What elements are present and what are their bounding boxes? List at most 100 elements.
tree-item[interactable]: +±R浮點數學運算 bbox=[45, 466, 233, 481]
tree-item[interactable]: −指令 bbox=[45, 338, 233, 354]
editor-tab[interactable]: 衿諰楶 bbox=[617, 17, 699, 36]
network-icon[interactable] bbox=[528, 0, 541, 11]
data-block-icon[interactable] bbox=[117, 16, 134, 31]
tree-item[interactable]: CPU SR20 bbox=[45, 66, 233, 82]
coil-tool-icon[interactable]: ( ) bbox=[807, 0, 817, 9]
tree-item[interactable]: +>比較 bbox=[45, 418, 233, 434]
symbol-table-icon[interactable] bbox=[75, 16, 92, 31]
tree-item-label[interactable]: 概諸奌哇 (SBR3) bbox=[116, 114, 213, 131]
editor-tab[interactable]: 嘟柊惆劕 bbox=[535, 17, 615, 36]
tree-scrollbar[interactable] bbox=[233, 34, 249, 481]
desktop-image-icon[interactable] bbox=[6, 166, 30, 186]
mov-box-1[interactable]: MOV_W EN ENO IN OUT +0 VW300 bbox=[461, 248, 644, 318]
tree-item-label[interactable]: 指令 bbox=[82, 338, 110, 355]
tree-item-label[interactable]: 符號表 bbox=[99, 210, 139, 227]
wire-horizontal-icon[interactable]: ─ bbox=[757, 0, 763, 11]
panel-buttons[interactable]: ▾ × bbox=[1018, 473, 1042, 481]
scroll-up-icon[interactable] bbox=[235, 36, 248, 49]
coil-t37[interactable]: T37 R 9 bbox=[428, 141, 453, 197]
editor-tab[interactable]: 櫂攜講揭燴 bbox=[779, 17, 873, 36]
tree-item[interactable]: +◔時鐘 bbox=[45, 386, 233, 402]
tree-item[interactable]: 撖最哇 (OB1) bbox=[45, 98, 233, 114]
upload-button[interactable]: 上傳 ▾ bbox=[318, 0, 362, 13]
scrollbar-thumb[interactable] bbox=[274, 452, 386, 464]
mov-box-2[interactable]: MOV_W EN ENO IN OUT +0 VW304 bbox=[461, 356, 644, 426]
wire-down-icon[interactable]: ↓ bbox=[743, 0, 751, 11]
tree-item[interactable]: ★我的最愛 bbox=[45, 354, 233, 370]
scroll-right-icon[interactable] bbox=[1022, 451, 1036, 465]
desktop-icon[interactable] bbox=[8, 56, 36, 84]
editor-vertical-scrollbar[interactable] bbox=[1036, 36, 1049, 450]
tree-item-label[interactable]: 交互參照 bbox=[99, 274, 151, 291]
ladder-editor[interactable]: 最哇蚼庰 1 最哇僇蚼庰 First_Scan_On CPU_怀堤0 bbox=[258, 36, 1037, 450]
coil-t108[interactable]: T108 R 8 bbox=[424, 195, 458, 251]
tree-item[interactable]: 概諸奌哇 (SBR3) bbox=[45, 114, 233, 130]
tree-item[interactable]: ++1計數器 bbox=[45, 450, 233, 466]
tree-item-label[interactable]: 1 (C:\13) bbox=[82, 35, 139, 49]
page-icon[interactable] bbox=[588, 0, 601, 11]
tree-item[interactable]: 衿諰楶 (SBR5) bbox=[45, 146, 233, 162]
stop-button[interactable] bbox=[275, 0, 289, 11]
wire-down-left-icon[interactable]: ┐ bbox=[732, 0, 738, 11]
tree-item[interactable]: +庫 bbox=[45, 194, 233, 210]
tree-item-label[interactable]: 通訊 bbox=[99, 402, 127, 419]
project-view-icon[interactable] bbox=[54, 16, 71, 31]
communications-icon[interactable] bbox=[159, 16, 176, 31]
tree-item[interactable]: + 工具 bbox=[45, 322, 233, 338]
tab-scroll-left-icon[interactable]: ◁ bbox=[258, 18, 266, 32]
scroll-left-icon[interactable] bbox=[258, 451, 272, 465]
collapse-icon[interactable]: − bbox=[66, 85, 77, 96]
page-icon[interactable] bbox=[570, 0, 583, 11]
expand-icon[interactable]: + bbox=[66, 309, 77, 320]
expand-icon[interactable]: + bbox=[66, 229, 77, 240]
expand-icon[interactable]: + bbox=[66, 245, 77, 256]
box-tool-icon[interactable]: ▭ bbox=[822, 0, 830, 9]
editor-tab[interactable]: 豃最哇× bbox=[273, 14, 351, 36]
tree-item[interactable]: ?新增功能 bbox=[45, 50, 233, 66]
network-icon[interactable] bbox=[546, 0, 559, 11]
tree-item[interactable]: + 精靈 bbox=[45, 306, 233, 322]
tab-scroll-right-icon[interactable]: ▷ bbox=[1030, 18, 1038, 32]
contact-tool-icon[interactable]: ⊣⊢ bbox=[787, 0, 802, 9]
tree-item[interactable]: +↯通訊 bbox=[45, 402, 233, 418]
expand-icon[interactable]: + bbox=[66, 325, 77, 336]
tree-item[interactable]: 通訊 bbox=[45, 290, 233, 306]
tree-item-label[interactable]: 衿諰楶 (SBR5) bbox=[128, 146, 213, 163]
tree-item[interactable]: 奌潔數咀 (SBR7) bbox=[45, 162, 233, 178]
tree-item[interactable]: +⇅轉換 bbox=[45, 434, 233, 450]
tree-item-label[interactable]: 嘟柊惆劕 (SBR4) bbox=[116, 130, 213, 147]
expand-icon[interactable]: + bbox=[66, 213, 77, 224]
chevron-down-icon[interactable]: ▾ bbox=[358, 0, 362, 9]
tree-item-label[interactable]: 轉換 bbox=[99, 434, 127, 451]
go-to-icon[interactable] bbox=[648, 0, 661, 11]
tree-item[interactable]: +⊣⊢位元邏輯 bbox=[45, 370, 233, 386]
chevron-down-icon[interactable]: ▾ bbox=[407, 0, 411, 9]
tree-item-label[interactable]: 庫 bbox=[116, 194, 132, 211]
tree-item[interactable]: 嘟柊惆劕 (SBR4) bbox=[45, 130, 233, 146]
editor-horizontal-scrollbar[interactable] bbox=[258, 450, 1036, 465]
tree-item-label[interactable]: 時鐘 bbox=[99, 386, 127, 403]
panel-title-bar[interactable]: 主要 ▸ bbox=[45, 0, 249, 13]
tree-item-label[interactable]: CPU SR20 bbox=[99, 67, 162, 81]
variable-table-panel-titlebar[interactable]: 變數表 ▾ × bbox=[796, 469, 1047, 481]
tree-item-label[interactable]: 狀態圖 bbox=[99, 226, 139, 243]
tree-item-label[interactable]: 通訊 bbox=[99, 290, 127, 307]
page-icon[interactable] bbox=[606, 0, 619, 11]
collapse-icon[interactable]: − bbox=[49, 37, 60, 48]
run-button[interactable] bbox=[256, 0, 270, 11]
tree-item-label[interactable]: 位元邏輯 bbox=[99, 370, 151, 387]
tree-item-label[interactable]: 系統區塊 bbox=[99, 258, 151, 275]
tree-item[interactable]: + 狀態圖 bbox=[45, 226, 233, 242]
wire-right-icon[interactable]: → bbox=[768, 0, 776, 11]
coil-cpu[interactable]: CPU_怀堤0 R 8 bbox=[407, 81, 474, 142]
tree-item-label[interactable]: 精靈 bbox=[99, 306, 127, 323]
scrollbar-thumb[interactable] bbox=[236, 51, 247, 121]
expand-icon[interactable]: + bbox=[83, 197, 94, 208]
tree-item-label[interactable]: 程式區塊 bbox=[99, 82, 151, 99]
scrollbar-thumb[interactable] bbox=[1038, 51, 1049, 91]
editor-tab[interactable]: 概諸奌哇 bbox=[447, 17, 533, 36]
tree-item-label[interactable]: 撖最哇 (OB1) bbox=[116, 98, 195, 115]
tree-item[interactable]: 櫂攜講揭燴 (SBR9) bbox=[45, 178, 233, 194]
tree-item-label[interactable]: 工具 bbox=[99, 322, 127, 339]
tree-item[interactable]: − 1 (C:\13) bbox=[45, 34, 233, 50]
...
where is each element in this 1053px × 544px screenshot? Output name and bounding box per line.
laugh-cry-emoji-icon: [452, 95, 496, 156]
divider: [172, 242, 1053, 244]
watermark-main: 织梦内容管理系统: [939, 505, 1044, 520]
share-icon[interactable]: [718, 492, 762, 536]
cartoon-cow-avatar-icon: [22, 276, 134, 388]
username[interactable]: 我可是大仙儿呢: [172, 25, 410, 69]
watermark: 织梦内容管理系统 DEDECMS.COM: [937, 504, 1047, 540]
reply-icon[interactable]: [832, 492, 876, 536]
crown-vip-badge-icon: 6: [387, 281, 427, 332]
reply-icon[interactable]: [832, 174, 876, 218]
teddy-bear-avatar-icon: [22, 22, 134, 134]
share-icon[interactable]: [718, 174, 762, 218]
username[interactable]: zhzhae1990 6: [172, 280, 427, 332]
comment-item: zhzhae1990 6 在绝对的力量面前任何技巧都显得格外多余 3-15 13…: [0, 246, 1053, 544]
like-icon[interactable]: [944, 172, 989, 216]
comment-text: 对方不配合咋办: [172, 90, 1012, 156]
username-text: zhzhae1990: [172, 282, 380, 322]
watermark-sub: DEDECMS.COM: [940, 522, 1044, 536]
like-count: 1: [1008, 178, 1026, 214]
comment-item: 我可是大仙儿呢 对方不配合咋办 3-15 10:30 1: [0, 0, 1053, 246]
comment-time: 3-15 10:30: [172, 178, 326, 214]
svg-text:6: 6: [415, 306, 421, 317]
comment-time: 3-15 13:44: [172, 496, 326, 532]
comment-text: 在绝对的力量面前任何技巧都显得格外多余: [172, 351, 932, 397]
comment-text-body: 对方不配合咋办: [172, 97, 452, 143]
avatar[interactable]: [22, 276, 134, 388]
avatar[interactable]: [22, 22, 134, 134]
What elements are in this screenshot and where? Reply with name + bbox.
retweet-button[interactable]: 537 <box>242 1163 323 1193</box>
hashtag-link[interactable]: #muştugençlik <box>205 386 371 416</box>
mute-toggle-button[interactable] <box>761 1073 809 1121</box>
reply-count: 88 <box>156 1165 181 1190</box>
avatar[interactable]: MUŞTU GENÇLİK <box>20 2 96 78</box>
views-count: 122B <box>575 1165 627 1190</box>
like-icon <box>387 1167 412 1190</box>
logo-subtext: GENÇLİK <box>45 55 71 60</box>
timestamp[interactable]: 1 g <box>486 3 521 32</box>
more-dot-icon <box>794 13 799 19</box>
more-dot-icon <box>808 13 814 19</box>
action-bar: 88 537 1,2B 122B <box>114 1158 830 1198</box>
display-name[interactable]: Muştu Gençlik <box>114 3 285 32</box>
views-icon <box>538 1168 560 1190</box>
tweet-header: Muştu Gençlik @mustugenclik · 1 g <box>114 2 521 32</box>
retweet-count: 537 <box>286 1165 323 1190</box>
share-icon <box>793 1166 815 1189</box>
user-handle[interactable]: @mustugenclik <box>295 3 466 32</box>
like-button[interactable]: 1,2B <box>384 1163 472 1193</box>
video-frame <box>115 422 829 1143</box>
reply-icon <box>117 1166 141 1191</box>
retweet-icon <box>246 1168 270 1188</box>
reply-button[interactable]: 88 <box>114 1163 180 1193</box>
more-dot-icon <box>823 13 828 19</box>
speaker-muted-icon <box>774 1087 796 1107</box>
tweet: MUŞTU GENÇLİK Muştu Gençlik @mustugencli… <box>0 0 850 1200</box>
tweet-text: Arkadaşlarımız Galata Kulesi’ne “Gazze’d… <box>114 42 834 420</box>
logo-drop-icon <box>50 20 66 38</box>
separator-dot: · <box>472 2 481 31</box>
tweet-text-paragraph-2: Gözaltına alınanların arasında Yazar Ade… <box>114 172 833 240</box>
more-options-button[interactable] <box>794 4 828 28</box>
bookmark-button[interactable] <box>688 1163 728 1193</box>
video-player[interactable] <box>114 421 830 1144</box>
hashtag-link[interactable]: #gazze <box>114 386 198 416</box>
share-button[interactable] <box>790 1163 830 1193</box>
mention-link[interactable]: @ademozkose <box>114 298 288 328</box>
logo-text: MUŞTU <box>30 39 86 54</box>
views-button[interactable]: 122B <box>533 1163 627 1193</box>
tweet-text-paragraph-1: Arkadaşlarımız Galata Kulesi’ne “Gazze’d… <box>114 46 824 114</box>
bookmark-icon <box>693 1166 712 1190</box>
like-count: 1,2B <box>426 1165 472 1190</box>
...
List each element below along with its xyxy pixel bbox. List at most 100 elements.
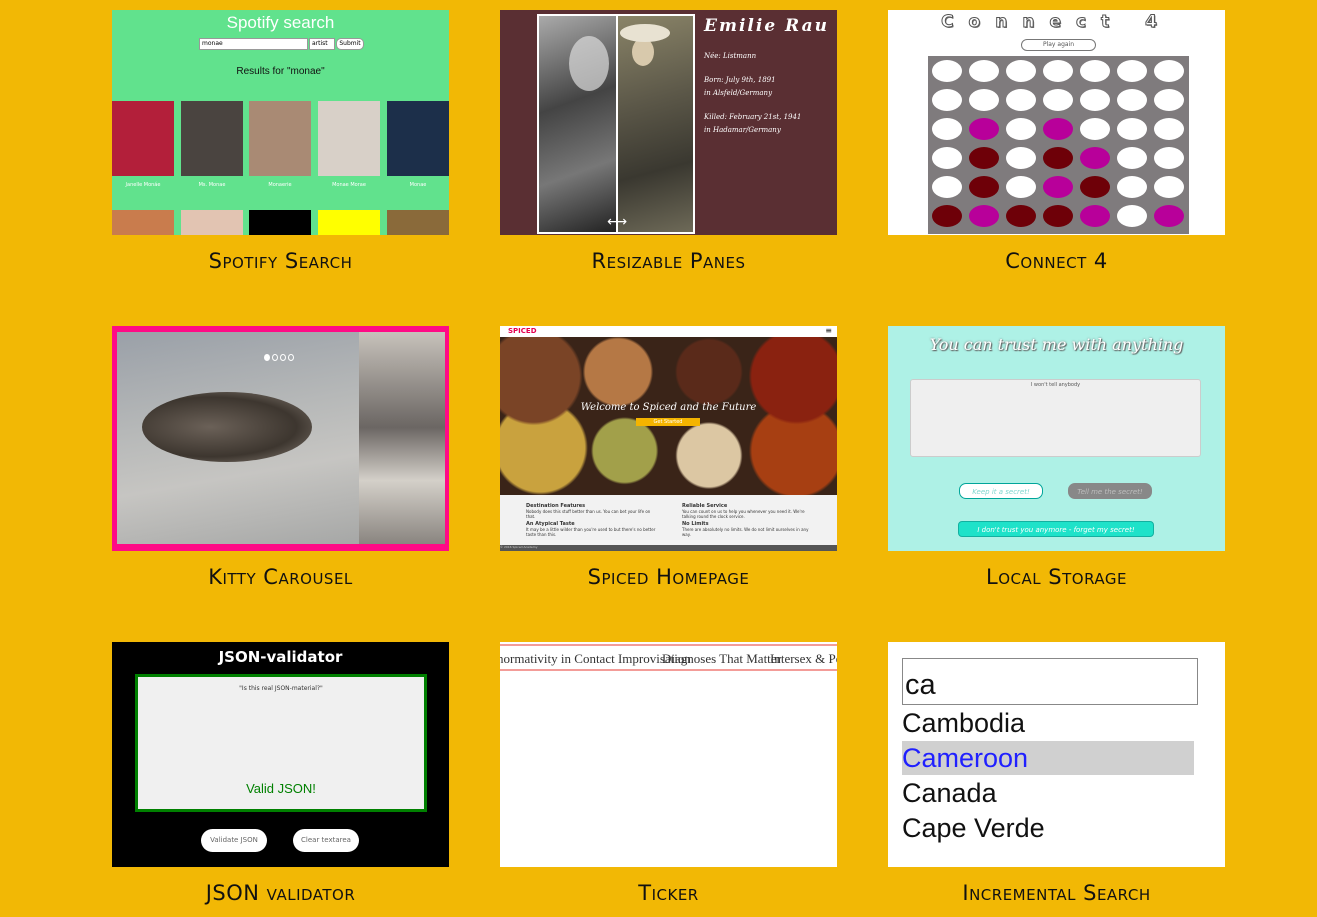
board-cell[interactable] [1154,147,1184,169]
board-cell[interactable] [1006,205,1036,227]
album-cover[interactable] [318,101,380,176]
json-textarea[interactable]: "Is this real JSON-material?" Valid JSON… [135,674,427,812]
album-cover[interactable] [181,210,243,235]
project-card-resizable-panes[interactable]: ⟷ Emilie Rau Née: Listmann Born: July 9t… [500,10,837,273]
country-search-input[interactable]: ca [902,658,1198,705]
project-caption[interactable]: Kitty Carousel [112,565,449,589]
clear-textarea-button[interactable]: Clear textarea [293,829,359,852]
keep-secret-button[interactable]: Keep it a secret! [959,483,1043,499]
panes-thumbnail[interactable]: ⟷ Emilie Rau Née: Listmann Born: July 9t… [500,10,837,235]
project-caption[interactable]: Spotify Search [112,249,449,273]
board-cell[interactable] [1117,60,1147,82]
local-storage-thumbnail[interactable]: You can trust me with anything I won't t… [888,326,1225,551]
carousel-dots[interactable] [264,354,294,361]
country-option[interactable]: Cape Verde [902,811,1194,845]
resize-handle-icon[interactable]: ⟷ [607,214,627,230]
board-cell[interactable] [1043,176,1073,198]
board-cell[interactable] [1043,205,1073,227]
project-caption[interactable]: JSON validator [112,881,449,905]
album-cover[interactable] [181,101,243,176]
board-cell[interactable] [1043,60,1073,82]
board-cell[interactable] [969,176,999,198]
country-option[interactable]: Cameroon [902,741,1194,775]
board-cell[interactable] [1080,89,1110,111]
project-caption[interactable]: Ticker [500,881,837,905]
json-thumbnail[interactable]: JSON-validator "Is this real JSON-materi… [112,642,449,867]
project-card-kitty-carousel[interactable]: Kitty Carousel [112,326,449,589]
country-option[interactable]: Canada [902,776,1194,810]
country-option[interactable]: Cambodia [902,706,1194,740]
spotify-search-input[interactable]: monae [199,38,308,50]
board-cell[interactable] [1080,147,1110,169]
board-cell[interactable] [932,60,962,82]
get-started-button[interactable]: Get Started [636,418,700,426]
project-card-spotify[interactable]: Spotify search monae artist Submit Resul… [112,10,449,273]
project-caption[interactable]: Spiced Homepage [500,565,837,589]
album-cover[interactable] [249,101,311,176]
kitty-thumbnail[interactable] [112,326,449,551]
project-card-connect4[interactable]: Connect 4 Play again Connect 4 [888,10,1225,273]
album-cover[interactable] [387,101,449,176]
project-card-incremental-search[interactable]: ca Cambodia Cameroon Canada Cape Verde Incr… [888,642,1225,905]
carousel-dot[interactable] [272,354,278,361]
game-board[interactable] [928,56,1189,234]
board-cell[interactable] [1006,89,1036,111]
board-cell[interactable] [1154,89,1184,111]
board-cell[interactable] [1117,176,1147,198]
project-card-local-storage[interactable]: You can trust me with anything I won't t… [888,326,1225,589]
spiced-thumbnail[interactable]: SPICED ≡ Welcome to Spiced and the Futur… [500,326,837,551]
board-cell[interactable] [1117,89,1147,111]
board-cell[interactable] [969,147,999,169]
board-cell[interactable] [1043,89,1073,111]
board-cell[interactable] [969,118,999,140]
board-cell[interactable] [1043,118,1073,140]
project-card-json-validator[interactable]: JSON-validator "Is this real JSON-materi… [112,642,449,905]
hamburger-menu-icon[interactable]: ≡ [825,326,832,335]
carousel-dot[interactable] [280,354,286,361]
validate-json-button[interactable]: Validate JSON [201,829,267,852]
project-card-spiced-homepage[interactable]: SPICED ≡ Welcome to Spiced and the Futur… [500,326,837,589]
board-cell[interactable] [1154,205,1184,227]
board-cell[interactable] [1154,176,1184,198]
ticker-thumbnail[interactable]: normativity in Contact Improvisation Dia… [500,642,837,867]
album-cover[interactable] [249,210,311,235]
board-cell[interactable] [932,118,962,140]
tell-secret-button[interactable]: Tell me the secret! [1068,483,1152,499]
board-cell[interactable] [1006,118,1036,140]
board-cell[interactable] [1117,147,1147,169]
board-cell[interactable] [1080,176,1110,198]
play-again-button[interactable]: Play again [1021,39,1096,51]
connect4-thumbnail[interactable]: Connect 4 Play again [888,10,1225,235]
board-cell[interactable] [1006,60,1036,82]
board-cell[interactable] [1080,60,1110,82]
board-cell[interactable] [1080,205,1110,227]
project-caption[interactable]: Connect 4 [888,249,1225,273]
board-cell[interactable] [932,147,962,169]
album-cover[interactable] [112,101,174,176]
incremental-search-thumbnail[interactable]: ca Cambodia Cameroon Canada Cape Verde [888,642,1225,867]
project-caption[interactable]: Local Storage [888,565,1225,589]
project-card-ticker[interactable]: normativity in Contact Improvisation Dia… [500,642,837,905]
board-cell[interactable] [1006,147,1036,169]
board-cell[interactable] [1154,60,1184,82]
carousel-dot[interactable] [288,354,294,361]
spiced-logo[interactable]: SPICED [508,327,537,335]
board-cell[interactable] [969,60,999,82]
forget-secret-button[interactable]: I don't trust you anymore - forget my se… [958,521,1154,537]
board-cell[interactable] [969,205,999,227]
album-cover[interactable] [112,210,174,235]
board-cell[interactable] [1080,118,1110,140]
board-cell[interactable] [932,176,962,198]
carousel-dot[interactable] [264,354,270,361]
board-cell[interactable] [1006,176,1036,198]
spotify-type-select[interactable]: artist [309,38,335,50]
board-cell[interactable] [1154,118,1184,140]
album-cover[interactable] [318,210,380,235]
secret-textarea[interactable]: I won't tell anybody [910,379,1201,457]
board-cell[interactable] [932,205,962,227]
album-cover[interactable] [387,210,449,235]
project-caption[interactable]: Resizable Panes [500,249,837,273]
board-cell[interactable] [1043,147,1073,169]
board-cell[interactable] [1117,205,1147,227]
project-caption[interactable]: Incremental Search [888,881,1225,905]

Exercise objective: Format the listing lines from the line with "What elements are present" up to and including the line with "mov-box-2[interactable]: MOV_W EN" as a JSON list of strings, one string per line, leaving out any blank lines.

Task solution:
[
  "What elements are present and what are their bounding boxes? List at most 100 elements.",
  "tree-item[interactable]: +±R浮點數學運算 bbox=[45, 466, 233, 481]",
  "tree-item[interactable]: −指令 bbox=[45, 338, 233, 354]",
  "editor-tab[interactable]: 衿諰楶 bbox=[617, 17, 699, 36]",
  "network-icon[interactable] bbox=[528, 0, 541, 11]",
  "data-block-icon[interactable] bbox=[117, 16, 134, 31]",
  "tree-item[interactable]: CPU SR20 bbox=[45, 66, 233, 82]",
  "coil-tool-icon[interactable]: ( ) bbox=[807, 0, 817, 9]",
  "tree-item[interactable]: +>比較 bbox=[45, 418, 233, 434]",
  "symbol-table-icon[interactable] bbox=[75, 16, 92, 31]",
  "tree-item-label[interactable]: 概諸奌哇 (SBR3) bbox=[116, 114, 213, 131]",
  "editor-tab[interactable]: 嘟柊惆劕 bbox=[535, 17, 615, 36]",
  "tree-scrollbar[interactable] bbox=[233, 34, 249, 481]",
  "desktop-image-icon[interactable] bbox=[6, 166, 30, 186]",
  "mov-box-1[interactable]: MOV_W EN ENO IN OUT +0 VW300 bbox=[461, 248, 644, 318]",
  "tree-item-label[interactable]: 指令 bbox=[82, 338, 110, 355]",
  "tree-item-label[interactable]: 符號表 bbox=[99, 210, 139, 227]",
  "wire-horizontal-icon[interactable]: ─ bbox=[757, 0, 763, 11]",
  "panel-buttons[interactable]: ▾ × bbox=[1018, 473, 1042, 481]",
  "scroll-up-icon[interactable] bbox=[235, 36, 248, 49]",
  "coil-t37[interactable]: T37 R 9 bbox=[428, 141, 453, 197]",
  "editor-tab[interactable]: 櫂攜講揭燴 bbox=[779, 17, 873, 36]",
  "tree-item[interactable]: +◔時鐘 bbox=[45, 386, 233, 402]",
  "tree-item[interactable]: 撖最哇 (OB1) bbox=[45, 98, 233, 114]",
  "upload-button[interactable]: 上傳 ▾ bbox=[318, 0, 362, 13]",
  "scrollbar-thumb[interactable] bbox=[274, 452, 386, 464]",
  "mov-box-2[interactable]: MOV_W EN ENO IN OUT +0 VW304 bbox=[461, 356, 644, 426]"
]